Что требуется =>
Пожалуйста, определите, согласуется ли с фрагментом о повестях Гоголя каждое утверждение: 1. Повестью «Невский проспект» Гоголь сознательно ставит себя вне литературной традиции. 2. История художника Пискарева строится вокруг шаблона, свойственного романтизму. 3. Рассказ о злоключениях поручика Пирогова восходит к жанру трагедии. На каждое ответьте «да» или «нет» и приведите решающие слова фрагмента в точной цитате.

Фрагмент текста =>
---
Город занимает в повестях центральное место, но этот город раздроблен на мелкие части, и его жители пытаются собрать их воедино. Повестью «Невский проспект» Гоголь сознательно ставит себя в рамки традиции, однако потрясает ее основы, сообщая целому пародийное значение. Но пародийность этого текста еще шире.

Туман, затмевающий лик действительности, и повествовательная неразбериха, деформирующая правдоподобие, ожидаемое от рассказа, соединяются, чтобы похоронить всю романтическую литературную традицию, окружавшую Гоголя. Взглянем еще раз на «Невский проспект». Недалекий критик, которому и невдомек, что он имеет дело с одним из величайших гениев русской литературы, пожалуй, нашел бы повесть кривоватой, с ее непомерным прологом, за которым следуют две истории, очень различные и по размеру и по стилю. Верно, он нашел бы ее уродливым гибридом, члены которого существуют порознь друг от друга. Мы видим необходимость искать то, что их объединяет, вовне. Эту связь можно обнаружить, например, в пародийном плане произведения — история художника Пискарева строится вокруг шаблона, свойственного романтизму, где заметное место отводится мечте, и встречаем приметы шаблона: любовь героя к прекрасной незнакомке, которую он пытается спасти от падения, дозы опиума и затем трагическая смерть художника в городе, современном и потому враждебном. Но это романтическое повествование затем снижается рассказом о злоключениях поручика Пирогова, восходящим уже к иному жанру — фарсу, граничащим с вульгарностью, и он тоже отвечает стереотипам жанра: бурлескные сцены, поколоченный воздыхатель и т. д.
---
Предоставленные материалы =>
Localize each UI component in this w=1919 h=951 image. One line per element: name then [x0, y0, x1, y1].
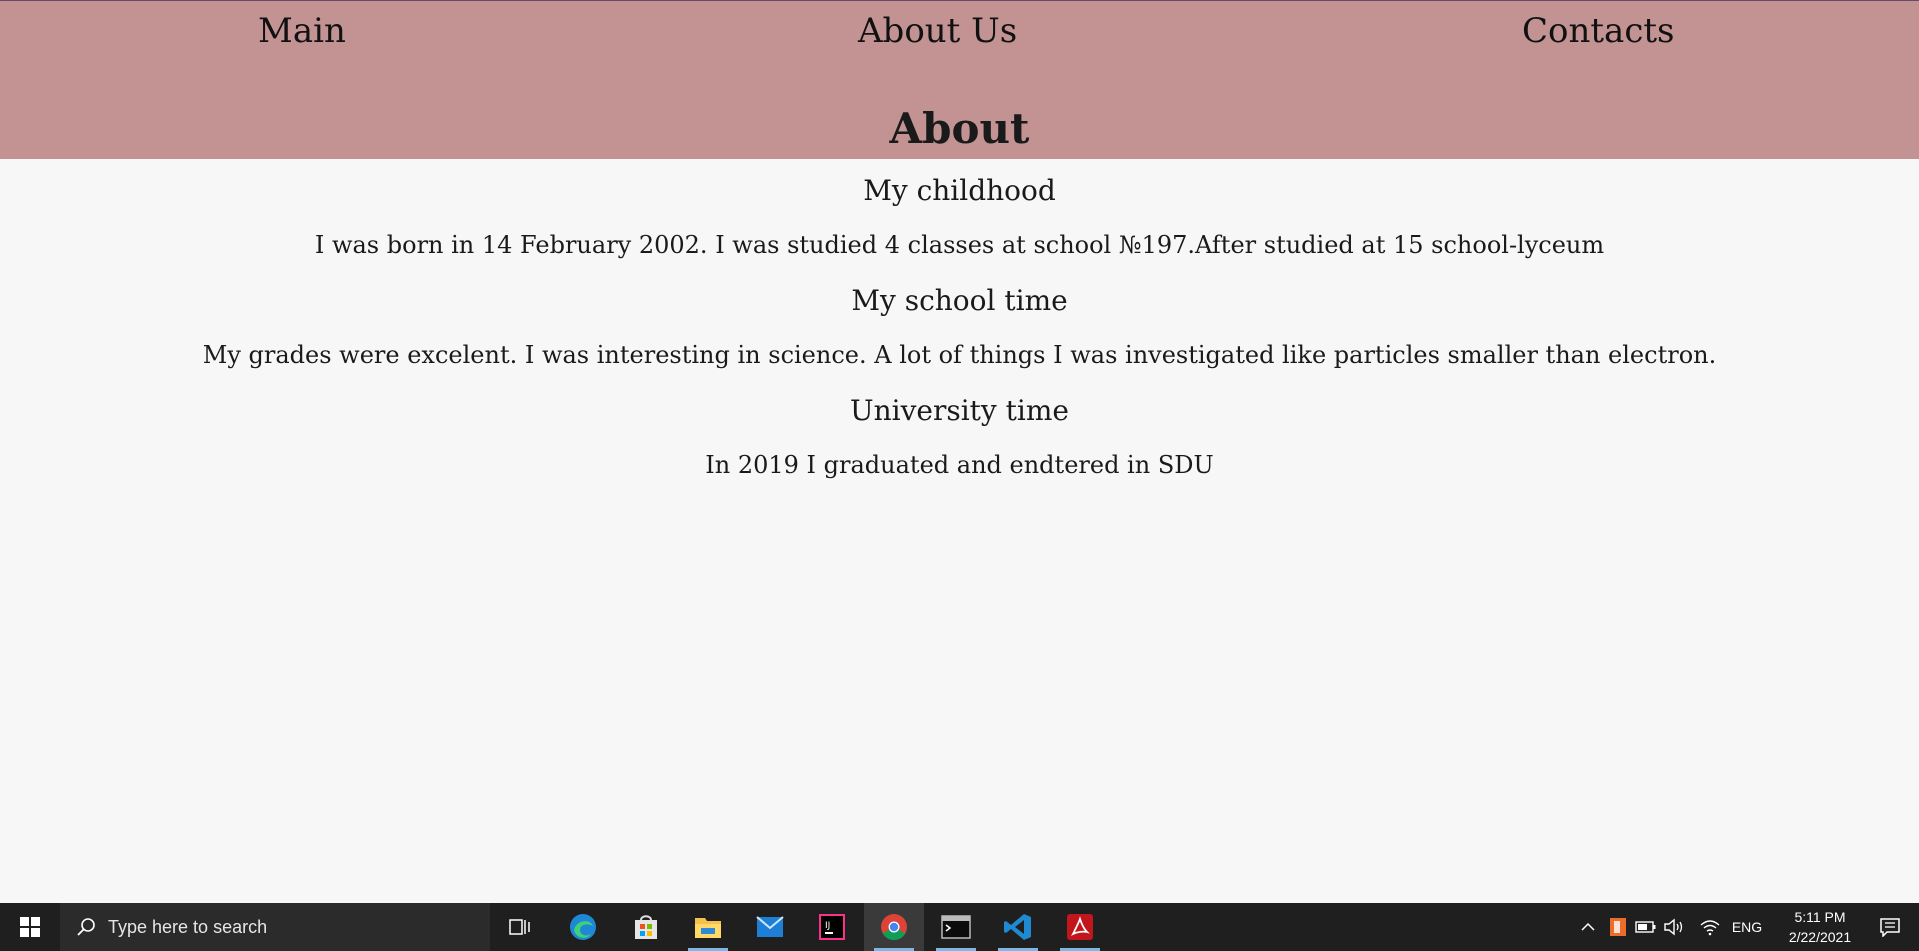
---
Правильный ответ =>
1. Нет: «Повестью «Невский проспект» Гоголь сознательно ставит себя в рамки традиции».
2. Да: «история художника Пискарева строится вокруг шаблона, свойственного романтизму».
3. Нет: «рассказом о злоключениях поручика Пирогова, восходящим уже к иному жанру — фарсу».